» THE EXERCISE
Make a verbatim copy of the entries below; pictures stay out.

» INPUT ROWS
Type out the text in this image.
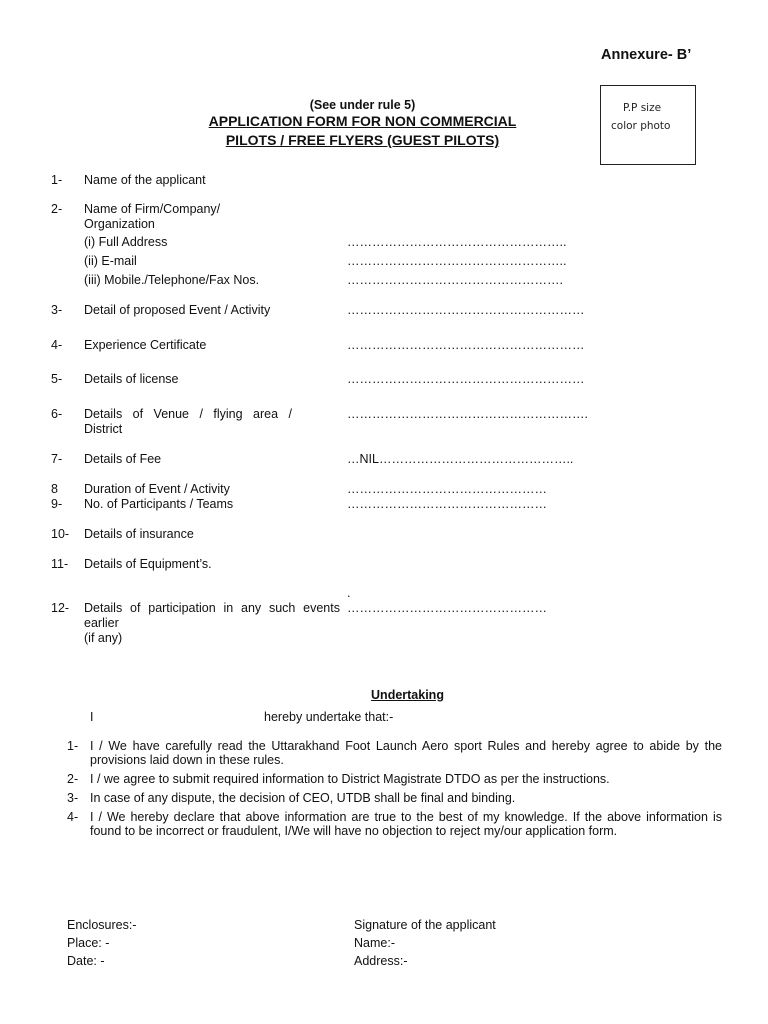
Annexure- B’
P.P size
color photo
(See under rule 5)
APPLICATION FORM FOR NON COMMERCIAL
PILOTS / FREE FLYERS (GUEST PILOTS)
1- Name of the applicant
2- Name of Firm/Company/
Organization
(i) Full Address	……………………………………………..
(ii) E-mail	……………………………………………..
(iii) Mobile./Telephone/Fax Nos.	…………………………………………….
3- Detail of proposed Event / Activity	…………………………………………………
4- Experience Certificate	…………………………………………………
5- Details of license	…………………………………………………
6- Details of Venue / flying area /
District
………………………………………………….
7- Details of Fee	…NIL………………………………………..
8 Duration of Event / Activity	…………………………………………
9- No. of Participants / Teams	…………………………………………
10- Details of insurance
11- Details of Equipment’s.
.
12- Details of participation in any such events
earlier
(if any)
…………………………………………
Undertaking
I	hereby undertake that:-
1- I / We have carefully read the Uttarakhand Foot Launch Aero sport Rules and hereby agree to abide by the provisions laid down in these rules.
2- I / we agree to submit required information to District Magistrate DTDO as per the instructions.
3- In case of any dispute, the decision of CEO, UTDB shall be final and binding.
4- I / We hereby declare that above information are true to the best of my knowledge. If the above information is found to be incorrect or fraudulent, I/We will have no objection to reject my/our application form.
Enclosures:-
Place: -
Date: -
Signature of the applicant
Name:-
Address:-
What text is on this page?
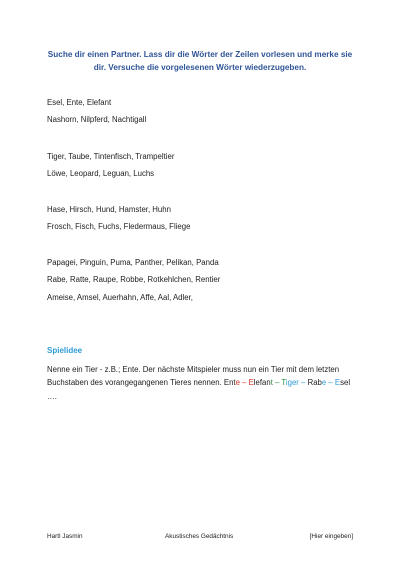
Suche dir einen Partner. Lass dir die Wörter der Zeilen vorlesen und merke sie dir. Versuche die vorgelesenen Wörter wiederzugeben.
Esel, Ente, Elefant
Nashorn, Nilpferd, Nachtigall
Tiger, Taube, Tintenfisch, Trampeltier
Löwe, Leopard, Leguan, Luchs
Hase, Hirsch, Hund, Hamster, Huhn
Frosch, Fisch, Fuchs, Fledermaus, Fliege
Papagei, Pinguin, Puma, Panther, Pelikan, Panda
Rabe, Ratte, Raupe, Robbe, Rotkehlchen, Rentier
Ameise, Amsel, Auerhahn, Affe, Aal, Adler,
Spielidee
Nenne ein Tier - z.B.; Ente. Der nächste Mitspieler muss nun ein Tier mit dem letzten Buchstaben des vorangegangenen Tieres nennen. Ente – Elefant – Tiger – Rabe – Esel ….
Hartl Jasmin	Akustisches Gedächtnis	[Hier eingeben]
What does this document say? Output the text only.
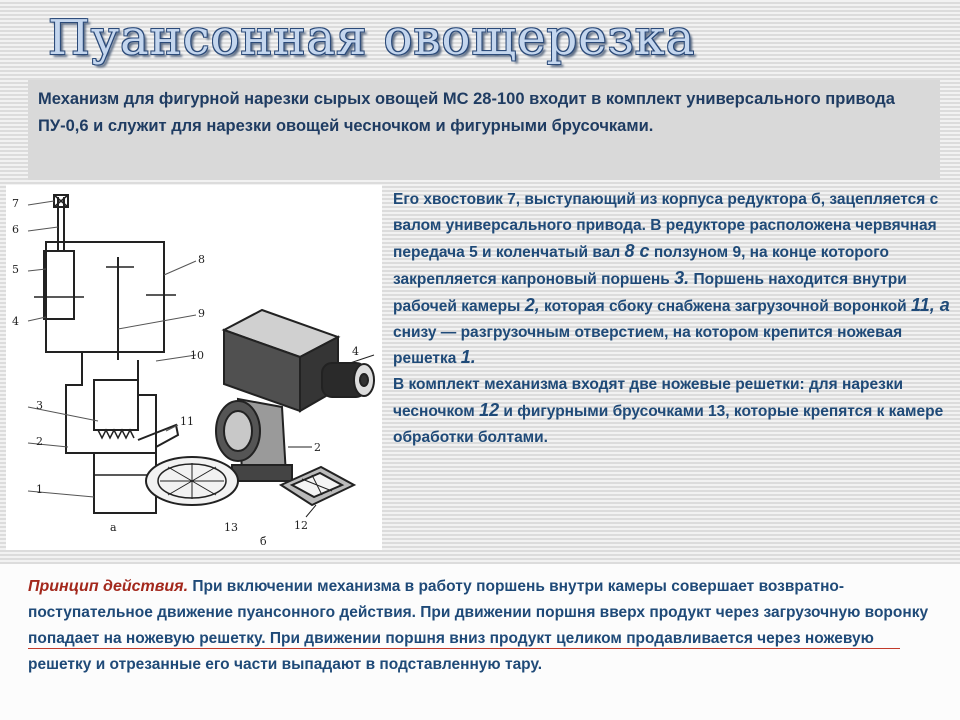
Пуансонная овощерезка

Механизм для фигурной нарезки сырых овощей МС 28-100 входит в комплект универсального привода ПУ-0,6 и служит для нарезки овощей чесночком и фигурными брусочками.

7
6
5
4
3
2
1
8
9
10
11
а
4
2
12
13
б

Его хвостовик 7, выступающий из корпуса редуктора б, зацепляется с валом универсального привода. В редукторе расположена червячная передача 5 и коленчатый вал 8 с ползуном 9, на конце которого закрепляется капроновый поршень 3. Поршень находится внутри рабочей камеры 2, которая сбоку снабжена загрузочной воронкой 11, а снизу — разгрузочным отверстием, на котором крепится ножевая решетка 1.

В комплект механизма входят две ножевые решетки: для нарезки чесночком 12 и фигурными брусочками 13, которые крепятся к камере обработки болтами.

Принцип действия. При включении механизма в работу поршень внутри камеры совершает возвратно-поступательное движение пуансонного действия. При движении поршня вверх продукт через загрузочную воронку попадает на ножевую решетку. При движении поршня вниз продукт целиком продавливается через ножевую решетку и отрезанные его части выпадают в подставленную тару.
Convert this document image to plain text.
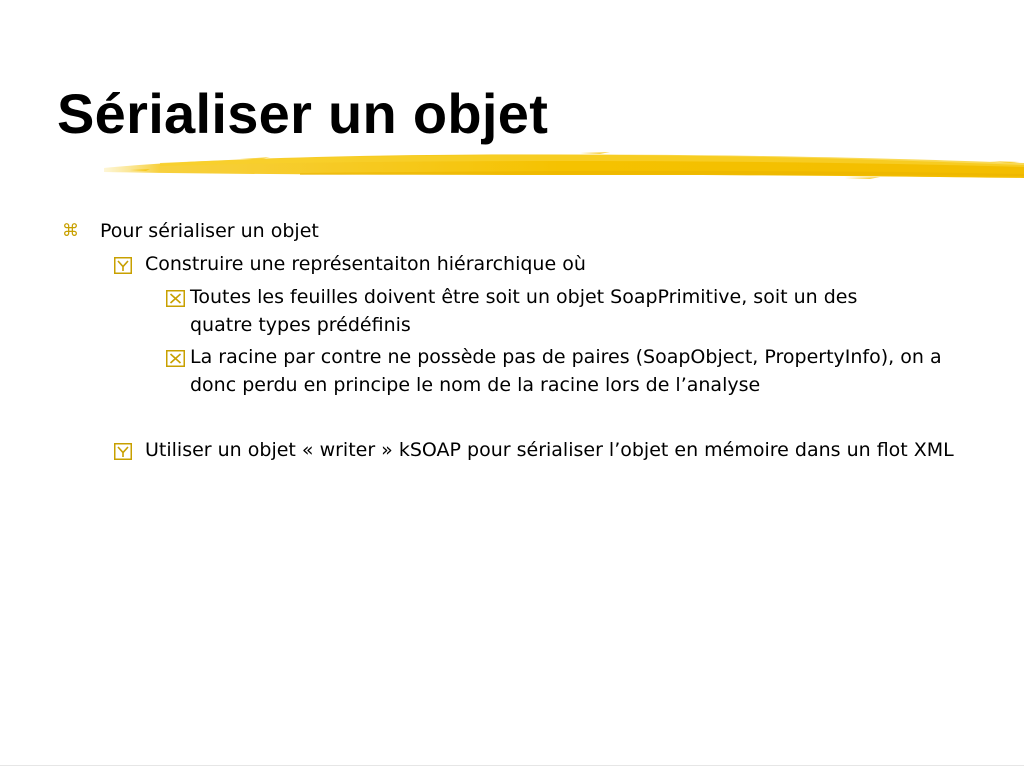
Sérialiser un objet
⌘ Pour sérialiser un objet
Construire une représentaiton hiérarchique où
Toutes les feuilles doivent être soit un objet SoapPrimitive, soit un des quatre types prédéfinis
La racine par contre ne possède pas de paires (SoapObject, PropertyInfo), on a donc perdu en principe le nom de la racine lors de l’analyse
Utiliser un objet « writer » kSOAP pour sérialiser l’objet en mémoire dans un flot XML
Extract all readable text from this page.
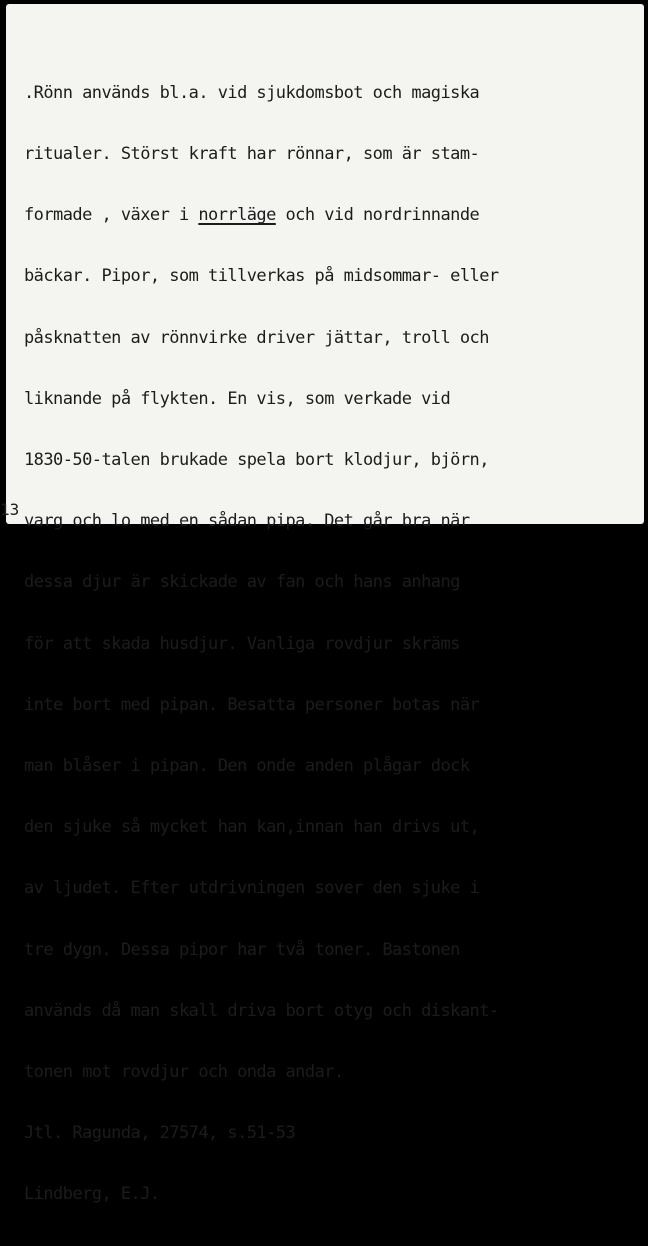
.Rönn används bl.a. vid sjukdomsbot och magiska

ritualer. Störst kraft har rönnar, som är stam-

formade , växer i norrläge och vid nordrinnande

bäckar. Pipor, som tillverkas på midsommar- eller

påsknatten av rönnvirke driver jättar, troll och

liknande på flykten. En vis, som verkade vid

1830-50-talen brukade spela bort klodjur, björn,

varg och lo med en sådan pipa. Det går bra när

dessa djur är skickade av fan och hans anhang

för att skada husdjur. Vanliga rovdjur skräms

inte bort med pipan. Besatta personer botas när

man blåser i pipan. Den onde anden plågar dock

den sjuke så mycket han kan,innan han drivs ut,

av ljudet. Efter utdrivningen sover den sjuke i

tre dygn. Dessa pipor har två toner. Bastonen

används då man skall driva bort otyg och diskant-

tonen mot rovdjur och onda andar.

Jtl. Ragunda, 27574, s.51-53

Lindberg, E.J.

13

» ANSWER TO THE TASK
Type out the text in this image.
Annexure- B’
P.P size
color photo
(See under rule 5)
APPLICATION FORM FOR NON COMMERCIAL
PILOTS / FREE FLYERS (GUEST PILOTS)
1- Name of the applicant
2- Name of Firm/Company/
Organization
(i) Full Address	……………………………………………..
(ii) E-mail	……………………………………………..
(iii) Mobile./Telephone/Fax Nos.	…………………………………………….
3- Detail of proposed Event / Activity	…………………………………………………
4- Experience Certificate	…………………………………………………
5- Details of license	…………………………………………………
6- Details of Venue / flying area /
District
………………………………………………….
7- Details of Fee	…NIL………………………………………..
8 Duration of Event / Activity	…………………………………………
9- No. of Participants / Teams	…………………………………………
10- Details of insurance
11- Details of Equipment’s.
.
12- Details of participation in any such events
earlier
(if any)
…………………………………………
Undertaking
I	hereby undertake that:-
1- I / We have carefully read the Uttarakhand Foot Launch Aero sport Rules and hereby agree to abide by the provisions laid down in these rules.
2- I / we agree to submit required information to District Magistrate DTDO as per the instructions.
3- In case of any dispute, the decision of CEO, UTDB shall be final and binding.
4- I / We hereby declare that above information are true to the best of my knowledge. If the above information is found to be incorrect or fraudulent, I/We will have no objection to reject my/our application form.
Enclosures:-
Place: -
Date: -
Signature of the applicant
Name:-
Address:-
What text is on this page?
Suche dir einen Partner. Lass dir die Wörter der Zeilen vorlesen und merke sie dir. Versuche die vorgelesenen Wörter wiederzugeben.
Esel, Ente, Elefant
Nashorn, Nilpferd, Nachtigall
Tiger, Taube, Tintenfisch, Trampeltier
Löwe, Leopard, Leguan, Luchs
Hase, Hirsch, Hund, Hamster, Huhn
Frosch, Fisch, Fuchs, Fledermaus, Fliege
Papagei, Pinguin, Puma, Panther, Pelikan, Panda
Rabe, Ratte, Raupe, Robbe, Rotkehlchen, Rentier
Ameise, Amsel, Auerhahn, Affe, Aal, Adler,
Spielidee
Nenne ein Tier - z.B.; Ente. Der nächste Mitspieler muss nun ein Tier mit dem letzten Buchstaben des vorangegangenen Tieres nennen. Ente – Elefant – Tiger – Rabe – Esel ….
Hartl Jasmin	Akustisches Gedächtnis	[Hier eingeben]
What does this document say? Output the text only.
Пуансонная овощерезка

Механизм для фигурной нарезки сырых овощей МС 28-100 входит в комплект универсального привода ПУ-0,6 и служит для нарезки овощей чесночком и фигурными брусочками.

7
6
5
4
3
2
1
8
9
10
11
а
4
2
12
13
б

Его хвостовик 7, выступающий из корпуса редуктора б, зацепляется с валом универсального привода. В редукторе расположена червячная передача 5 и коленчатый вал 8 с ползуном 9, на конце которого закрепляется капроновый поршень 3. Поршень находится внутри рабочей камеры 2, которая сбоку снабжена загрузочной воронкой 11, а снизу — разгрузочным отверстием, на котором крепится ножевая решетка 1.

В комплект механизма входят две ножевые решетки: для нарезки чесночком 12 и фигурными брусочками 13, которые крепятся к камере обработки болтами.

Принцип действия. При включении механизма в работу поршень внутри камеры совершает возвратно-поступательное движение пуансонного действия. При движении поршня вверх продукт через загрузочную воронку попадает на ножевую решетку. При движении поршня вниз продукт целиком продавливается через ножевую решетку и отрезанные его части выпадают в подставленную тару.
Convert this document image to plain text.
Sérialiser un objet
⌘ Pour sérialiser un objet
Construire une représentaiton hiérarchique où
Toutes les feuilles doivent être soit un objet SoapPrimitive, soit un des quatre types prédéfinis
La racine par contre ne possède pas de paires (SoapObject, PropertyInfo), on a donc perdu en principe le nom de la racine lors de l’analyse
Utiliser un objet « writer » kSOAP pour sérialiser l’objet en mémoire dans un flot XML
Extract all readable text from this page.
.Rönn används bl.a. vid sjukdomsbot och magiska

ritualer. Störst kraft har rönnar, som är stam-

formade , växer i norrläge och vid nordrinnande

bäckar. Pipor, som tillverkas på midsommar- eller

påsknatten av rönnvirke driver jättar, troll och

liknande på flykten. En vis, som verkade vid

1830-50-talen brukade spela bort klodjur, björn,

varg och lo med en sådan pipa. Det går bra när

dessa djur är skickade av fan och hans anhang

för att skada husdjur. Vanliga rovdjur skräms

inte bort med pipan. Besatta personer botas när

man blåser i pipan. Den onde anden plågar dock

den sjuke så mycket han kan,innan han drivs ut,

av ljudet. Efter utdrivningen sover den sjuke i

tre dygn. Dessa pipor har två toner. Bastonen

används då man skall driva bort otyg och diskant-

tonen mot rovdjur och onda andar.

Jtl. Ragunda, 27574, s.51-53

Lindberg, E.J.

13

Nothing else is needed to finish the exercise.